**WORK TO BE COMPLETED:** Repeat the records exactly. Every line must match.

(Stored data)
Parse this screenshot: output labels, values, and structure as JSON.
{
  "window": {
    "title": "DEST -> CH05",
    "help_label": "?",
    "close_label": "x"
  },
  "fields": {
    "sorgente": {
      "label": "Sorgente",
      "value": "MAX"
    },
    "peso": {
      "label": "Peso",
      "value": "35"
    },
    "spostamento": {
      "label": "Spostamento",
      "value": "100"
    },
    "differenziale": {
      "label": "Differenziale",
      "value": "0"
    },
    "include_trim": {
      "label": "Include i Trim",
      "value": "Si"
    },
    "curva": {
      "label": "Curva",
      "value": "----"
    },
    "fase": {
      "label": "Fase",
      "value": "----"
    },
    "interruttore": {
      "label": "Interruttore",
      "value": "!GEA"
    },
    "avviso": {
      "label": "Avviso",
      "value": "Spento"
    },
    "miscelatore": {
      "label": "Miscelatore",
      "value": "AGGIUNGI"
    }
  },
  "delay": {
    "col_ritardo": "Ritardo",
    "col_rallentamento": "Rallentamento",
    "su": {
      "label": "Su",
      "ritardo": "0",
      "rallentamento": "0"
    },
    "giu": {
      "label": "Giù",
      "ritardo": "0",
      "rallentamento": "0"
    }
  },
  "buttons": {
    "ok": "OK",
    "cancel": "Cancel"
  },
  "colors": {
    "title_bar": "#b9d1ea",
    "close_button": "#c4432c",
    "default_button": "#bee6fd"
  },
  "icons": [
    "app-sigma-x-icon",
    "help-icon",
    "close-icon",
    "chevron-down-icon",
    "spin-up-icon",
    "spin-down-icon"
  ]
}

**FINISHED TASK:**
Parse this screenshot: output labels, values, and structure as JSON.
{
  "window": {
    "title": "DEST -> CH05",
    "help_label": "?",
    "close_label": "x"
  },
  "fields": {
    "sorgente": {
      "label": "Sorgente",
      "value": "MAX"
    },
    "peso": {
      "label": "Peso",
      "value": "35"
    },
    "spostamento": {
      "label": "Spostamento",
      "value": "100"
    },
    "differenziale": {
      "label": "Differenziale",
      "value": "0"
    },
    "include_trim": {
      "label": "Include i Trim",
      "value": "Si"
    },
    "curva": {
      "label": "Curva",
      "value": "----"
    },
    "fase": {
      "label": "Fase",
      "value": "----"
    },
    "interruttore": {
      "label": "Interruttore",
      "value": "!GEA"
    },
    "avviso": {
      "label": "Avviso",
      "value": "Spento"
    },
    "miscelatore": {
      "label": "Miscelatore",
      "value": "AGGIUNGI"
    }
  },
  "delay": {
    "col_ritardo": "Ritardo",
    "col_rallentamento": "Rallentamento",
    "su": {
      "label": "Su",
      "ritardo": "0",
      "rallentamento": "0"
    },
    "giu": {
      "label": "Giù",
      "ritardo": "0",
      "rallentamento": "0"
    }
  },
  "buttons": {
    "ok": "OK",
    "cancel": "Cancel"
  },
  "colors": {
    "title_bar": "#b9d1ea",
    "close_button": "#c4432c",
    "default_button": "#bee6fd"
  },
  "icons": [
    "app-sigma-x-icon",
    "help-icon",
    "close-icon",
    "chevron-down-icon",
    "spin-up-icon",
    "spin-down-icon"
  ]
}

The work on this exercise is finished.